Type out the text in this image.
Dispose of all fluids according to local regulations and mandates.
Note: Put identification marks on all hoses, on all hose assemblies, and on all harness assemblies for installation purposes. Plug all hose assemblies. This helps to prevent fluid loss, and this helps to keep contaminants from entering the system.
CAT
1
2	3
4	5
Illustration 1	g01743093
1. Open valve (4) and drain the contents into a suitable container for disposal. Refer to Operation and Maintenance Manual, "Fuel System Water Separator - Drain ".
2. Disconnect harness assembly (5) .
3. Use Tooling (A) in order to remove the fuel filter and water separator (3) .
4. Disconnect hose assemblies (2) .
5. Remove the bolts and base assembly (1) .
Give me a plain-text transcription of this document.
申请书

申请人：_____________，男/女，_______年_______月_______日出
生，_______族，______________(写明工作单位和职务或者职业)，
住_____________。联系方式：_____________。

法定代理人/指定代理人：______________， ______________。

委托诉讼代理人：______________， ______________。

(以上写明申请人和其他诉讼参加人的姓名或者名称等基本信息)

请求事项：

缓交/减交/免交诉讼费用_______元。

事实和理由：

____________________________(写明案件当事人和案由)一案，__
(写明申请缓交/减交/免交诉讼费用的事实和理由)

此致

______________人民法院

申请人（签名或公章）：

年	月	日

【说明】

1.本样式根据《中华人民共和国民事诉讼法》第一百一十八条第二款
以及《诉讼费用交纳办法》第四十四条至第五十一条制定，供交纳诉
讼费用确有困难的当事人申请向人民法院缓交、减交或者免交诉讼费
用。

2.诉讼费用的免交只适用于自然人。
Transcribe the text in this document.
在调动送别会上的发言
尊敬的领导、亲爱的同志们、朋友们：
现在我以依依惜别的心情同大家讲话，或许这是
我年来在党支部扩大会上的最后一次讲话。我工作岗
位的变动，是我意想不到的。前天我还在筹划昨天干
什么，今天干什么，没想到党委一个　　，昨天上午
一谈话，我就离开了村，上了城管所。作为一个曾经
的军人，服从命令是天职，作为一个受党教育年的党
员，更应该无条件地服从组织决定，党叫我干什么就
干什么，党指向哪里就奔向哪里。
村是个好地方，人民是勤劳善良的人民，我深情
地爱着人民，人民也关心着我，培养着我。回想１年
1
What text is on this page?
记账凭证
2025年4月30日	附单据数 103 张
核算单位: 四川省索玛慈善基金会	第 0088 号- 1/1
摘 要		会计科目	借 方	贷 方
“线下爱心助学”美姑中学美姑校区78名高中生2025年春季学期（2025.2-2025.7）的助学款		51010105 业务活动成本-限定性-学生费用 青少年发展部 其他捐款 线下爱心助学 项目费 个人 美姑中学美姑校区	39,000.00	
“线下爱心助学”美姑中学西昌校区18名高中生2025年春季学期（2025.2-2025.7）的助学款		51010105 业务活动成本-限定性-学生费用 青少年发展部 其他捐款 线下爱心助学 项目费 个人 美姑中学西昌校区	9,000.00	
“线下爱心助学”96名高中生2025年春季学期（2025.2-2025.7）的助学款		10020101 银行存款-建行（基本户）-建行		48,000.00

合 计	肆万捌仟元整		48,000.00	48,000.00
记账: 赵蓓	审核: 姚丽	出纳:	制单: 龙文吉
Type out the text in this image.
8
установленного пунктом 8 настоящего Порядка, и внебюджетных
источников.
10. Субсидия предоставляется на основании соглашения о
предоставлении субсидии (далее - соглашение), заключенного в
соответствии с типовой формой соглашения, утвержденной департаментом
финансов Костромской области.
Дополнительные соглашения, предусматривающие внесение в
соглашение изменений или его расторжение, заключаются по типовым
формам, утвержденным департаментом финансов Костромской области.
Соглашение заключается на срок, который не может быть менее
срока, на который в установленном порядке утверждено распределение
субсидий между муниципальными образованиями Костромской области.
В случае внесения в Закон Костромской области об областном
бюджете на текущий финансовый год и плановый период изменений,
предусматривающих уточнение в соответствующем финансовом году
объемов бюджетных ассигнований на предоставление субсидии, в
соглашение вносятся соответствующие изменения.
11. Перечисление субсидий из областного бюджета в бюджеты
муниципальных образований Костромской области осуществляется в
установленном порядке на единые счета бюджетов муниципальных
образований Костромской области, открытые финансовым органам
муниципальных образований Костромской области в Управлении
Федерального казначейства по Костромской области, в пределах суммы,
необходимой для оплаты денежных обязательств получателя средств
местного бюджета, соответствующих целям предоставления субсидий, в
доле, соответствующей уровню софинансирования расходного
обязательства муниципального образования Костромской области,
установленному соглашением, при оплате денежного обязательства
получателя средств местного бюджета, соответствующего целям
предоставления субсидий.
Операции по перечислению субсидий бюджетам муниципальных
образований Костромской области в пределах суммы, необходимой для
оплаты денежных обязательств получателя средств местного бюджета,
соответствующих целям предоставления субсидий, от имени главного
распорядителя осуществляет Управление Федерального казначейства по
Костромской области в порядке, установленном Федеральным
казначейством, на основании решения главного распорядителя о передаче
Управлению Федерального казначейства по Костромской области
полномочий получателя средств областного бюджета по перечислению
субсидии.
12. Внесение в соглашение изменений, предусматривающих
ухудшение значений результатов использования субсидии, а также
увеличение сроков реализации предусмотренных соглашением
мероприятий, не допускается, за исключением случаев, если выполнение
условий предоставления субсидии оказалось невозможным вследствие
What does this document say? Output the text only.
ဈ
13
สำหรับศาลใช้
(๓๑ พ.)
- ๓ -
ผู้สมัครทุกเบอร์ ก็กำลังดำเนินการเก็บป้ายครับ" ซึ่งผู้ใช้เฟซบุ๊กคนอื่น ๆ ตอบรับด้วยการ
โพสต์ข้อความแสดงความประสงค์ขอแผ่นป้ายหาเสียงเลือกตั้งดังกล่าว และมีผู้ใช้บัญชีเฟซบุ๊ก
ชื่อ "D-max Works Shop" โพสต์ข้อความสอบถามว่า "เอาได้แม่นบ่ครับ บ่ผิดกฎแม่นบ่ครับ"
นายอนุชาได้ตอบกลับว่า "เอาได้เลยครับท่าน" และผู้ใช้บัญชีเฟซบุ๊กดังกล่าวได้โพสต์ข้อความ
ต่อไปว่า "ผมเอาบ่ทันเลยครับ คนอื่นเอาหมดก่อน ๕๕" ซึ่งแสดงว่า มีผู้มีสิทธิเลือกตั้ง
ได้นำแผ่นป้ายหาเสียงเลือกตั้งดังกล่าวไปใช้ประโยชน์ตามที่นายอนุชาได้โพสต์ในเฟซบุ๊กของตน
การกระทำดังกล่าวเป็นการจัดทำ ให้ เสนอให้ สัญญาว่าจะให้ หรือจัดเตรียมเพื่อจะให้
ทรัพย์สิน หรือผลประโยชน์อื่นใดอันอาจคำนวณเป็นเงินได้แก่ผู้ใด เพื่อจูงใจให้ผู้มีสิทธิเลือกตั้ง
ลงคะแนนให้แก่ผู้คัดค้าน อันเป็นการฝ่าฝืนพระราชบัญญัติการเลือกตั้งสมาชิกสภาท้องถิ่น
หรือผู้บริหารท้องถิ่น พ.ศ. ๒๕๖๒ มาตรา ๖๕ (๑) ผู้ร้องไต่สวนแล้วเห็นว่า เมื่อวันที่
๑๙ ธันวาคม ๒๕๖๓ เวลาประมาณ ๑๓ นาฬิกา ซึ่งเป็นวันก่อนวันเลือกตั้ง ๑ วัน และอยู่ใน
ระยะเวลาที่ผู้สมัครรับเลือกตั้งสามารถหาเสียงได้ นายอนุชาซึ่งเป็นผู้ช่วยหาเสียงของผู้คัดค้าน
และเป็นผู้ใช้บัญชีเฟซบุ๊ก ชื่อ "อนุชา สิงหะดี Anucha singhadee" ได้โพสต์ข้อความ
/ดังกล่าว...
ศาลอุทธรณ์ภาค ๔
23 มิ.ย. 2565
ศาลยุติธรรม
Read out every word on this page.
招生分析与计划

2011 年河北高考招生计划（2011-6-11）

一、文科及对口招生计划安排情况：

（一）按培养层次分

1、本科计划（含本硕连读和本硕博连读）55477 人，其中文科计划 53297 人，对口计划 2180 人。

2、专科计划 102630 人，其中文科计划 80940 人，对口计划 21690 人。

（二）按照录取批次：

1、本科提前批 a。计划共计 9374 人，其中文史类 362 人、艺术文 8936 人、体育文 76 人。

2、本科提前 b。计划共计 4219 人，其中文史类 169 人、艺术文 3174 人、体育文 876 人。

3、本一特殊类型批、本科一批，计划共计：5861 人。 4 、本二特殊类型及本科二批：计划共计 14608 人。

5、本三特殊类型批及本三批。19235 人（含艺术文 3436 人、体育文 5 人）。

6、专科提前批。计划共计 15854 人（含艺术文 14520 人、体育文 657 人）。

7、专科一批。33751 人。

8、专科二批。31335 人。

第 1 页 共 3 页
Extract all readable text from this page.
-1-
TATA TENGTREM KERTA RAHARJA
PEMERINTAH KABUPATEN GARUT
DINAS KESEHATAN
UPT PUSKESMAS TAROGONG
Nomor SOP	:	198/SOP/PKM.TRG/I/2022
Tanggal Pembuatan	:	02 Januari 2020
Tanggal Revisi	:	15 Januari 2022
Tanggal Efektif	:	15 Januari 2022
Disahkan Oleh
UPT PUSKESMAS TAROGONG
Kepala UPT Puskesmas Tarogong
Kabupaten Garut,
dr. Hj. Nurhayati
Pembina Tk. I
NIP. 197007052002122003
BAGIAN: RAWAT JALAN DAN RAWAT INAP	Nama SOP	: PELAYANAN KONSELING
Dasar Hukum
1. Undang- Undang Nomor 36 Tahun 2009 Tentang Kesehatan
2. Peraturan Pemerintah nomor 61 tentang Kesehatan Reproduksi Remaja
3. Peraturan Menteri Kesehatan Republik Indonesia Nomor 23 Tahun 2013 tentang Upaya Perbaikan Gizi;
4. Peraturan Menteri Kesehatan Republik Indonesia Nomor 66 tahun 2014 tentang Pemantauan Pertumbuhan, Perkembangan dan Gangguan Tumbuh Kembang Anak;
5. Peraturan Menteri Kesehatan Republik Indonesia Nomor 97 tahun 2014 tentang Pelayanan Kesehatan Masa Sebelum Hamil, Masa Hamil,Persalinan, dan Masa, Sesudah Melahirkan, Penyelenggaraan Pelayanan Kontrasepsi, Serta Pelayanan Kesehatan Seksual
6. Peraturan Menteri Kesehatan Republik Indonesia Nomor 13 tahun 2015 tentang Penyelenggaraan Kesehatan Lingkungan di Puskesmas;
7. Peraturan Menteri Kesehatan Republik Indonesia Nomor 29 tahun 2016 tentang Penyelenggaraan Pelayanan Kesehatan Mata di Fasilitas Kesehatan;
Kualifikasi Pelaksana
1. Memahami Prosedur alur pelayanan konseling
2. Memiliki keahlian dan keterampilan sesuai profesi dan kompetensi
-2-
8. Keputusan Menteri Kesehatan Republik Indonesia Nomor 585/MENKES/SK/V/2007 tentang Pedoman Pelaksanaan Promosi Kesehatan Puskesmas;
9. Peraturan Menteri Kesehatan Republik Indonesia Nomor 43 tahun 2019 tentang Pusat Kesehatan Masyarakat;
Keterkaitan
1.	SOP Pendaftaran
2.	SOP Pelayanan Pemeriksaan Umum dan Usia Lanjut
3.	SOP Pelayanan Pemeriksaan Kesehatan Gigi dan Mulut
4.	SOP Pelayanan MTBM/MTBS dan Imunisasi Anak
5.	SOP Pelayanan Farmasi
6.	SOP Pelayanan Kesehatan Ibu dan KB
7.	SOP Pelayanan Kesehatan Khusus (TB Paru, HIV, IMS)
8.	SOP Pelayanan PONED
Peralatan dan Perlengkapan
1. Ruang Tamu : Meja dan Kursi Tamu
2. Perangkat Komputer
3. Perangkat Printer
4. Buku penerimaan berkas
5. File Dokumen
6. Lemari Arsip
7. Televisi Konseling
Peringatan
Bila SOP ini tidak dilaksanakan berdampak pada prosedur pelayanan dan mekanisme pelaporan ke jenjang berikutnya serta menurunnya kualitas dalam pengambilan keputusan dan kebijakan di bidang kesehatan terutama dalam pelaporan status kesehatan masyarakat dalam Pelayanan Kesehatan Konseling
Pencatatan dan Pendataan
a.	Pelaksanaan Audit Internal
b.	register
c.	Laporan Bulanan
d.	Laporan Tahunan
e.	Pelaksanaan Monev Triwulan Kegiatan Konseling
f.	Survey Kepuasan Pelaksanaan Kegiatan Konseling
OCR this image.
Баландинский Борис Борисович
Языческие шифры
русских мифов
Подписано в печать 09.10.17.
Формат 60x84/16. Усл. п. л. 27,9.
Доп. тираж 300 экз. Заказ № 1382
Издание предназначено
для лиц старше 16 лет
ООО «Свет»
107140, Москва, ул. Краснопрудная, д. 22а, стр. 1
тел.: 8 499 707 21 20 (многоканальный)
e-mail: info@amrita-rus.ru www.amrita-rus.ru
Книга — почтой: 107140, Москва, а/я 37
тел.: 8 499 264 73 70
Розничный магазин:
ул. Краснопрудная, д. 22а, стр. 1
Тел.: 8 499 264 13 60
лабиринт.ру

◆ ◆ ◆ ◆

* _Your instructions_
Tally the lines above that contain the word "Москва", and reply with only the number.

* _The output_
2